■ Exercise directions
Count every line where "name" occurs. Give the total alone.

■ Input for this task
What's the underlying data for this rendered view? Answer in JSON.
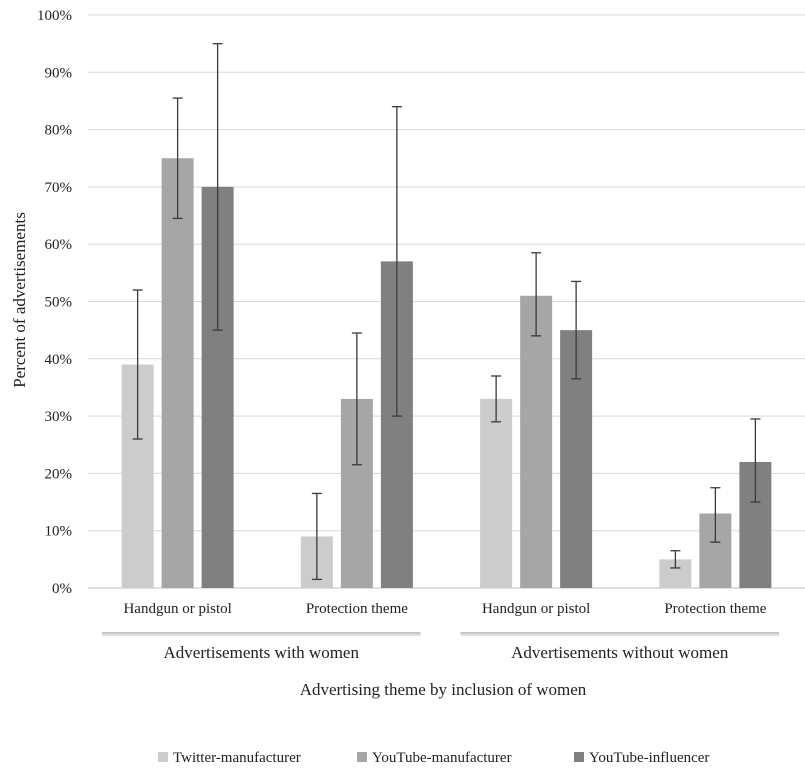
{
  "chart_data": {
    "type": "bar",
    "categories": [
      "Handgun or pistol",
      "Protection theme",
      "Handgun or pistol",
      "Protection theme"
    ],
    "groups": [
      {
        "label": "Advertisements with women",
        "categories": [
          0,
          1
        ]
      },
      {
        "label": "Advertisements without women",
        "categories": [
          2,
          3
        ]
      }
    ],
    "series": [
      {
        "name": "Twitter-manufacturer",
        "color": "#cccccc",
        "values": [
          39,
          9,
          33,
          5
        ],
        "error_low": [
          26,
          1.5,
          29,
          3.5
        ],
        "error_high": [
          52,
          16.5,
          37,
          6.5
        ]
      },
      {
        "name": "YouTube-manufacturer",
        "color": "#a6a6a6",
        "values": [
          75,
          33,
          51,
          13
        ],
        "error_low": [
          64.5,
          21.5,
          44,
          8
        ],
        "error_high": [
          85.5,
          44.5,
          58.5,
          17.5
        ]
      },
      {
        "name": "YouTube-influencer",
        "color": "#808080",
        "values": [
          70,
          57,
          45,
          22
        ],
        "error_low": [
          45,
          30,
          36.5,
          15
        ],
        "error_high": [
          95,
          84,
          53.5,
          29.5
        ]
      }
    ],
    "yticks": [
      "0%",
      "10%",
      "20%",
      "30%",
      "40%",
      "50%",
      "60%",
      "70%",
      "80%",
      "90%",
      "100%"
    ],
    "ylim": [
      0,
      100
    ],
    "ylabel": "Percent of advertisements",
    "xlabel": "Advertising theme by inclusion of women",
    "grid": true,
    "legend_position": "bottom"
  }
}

...

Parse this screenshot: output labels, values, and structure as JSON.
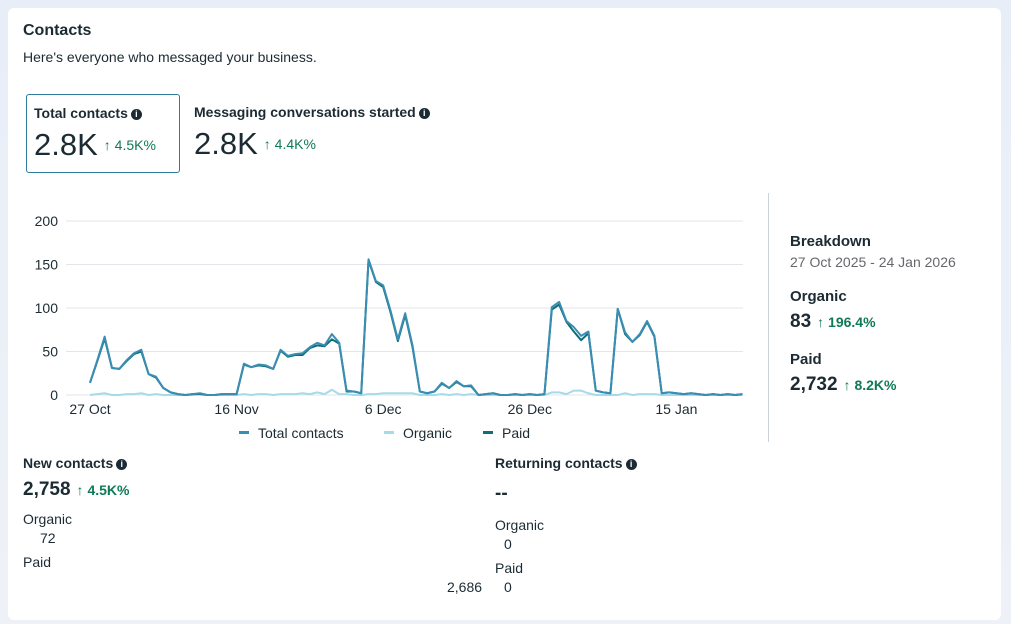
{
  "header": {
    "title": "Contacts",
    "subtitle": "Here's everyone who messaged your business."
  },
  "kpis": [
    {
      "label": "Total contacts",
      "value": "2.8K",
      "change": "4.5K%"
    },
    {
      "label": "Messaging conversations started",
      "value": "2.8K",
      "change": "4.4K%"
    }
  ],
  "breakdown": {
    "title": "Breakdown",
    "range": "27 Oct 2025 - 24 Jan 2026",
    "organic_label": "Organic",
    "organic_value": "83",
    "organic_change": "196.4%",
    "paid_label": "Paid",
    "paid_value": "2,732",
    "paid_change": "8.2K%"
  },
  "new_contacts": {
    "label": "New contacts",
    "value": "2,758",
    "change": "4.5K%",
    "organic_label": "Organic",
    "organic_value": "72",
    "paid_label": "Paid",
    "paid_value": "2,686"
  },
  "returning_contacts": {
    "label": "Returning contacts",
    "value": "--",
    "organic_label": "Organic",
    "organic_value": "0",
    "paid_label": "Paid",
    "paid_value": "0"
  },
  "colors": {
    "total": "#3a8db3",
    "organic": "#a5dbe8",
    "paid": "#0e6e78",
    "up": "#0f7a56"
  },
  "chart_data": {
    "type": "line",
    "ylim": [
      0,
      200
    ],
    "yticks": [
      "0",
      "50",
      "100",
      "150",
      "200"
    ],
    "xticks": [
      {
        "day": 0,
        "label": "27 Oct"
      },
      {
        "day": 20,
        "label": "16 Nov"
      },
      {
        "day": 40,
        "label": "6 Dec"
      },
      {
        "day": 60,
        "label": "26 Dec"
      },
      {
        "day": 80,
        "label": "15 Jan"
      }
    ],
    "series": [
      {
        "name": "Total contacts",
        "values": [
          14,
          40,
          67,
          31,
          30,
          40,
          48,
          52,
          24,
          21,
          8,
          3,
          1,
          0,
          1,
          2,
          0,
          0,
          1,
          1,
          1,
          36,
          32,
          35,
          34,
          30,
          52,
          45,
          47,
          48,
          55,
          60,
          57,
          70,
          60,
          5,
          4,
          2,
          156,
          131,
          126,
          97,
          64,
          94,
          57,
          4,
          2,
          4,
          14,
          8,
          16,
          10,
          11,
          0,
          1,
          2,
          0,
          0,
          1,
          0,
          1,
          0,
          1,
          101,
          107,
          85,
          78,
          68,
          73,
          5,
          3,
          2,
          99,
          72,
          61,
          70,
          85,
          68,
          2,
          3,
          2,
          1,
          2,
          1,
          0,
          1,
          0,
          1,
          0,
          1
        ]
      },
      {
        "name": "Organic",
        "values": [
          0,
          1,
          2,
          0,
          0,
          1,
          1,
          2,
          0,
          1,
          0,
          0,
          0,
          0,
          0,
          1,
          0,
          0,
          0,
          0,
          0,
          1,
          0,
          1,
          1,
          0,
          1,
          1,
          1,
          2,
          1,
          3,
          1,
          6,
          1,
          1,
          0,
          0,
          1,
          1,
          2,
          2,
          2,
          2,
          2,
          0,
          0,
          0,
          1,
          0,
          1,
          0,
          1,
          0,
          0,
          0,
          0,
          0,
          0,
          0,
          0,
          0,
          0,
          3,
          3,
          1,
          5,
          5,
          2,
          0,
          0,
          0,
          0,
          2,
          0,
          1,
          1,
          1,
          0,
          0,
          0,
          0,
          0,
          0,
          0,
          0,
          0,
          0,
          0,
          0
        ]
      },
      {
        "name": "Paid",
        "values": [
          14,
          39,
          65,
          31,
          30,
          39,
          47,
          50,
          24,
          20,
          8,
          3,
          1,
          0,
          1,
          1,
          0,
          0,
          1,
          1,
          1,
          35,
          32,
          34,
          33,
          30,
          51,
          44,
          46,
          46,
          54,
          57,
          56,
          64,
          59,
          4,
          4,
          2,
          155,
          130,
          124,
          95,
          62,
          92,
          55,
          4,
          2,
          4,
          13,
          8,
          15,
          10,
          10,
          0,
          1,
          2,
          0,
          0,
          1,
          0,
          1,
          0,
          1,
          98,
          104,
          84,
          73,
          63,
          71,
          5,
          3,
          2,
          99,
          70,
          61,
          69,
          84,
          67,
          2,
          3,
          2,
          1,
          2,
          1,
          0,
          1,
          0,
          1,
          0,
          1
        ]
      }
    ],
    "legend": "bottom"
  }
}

■ Exercise answer
6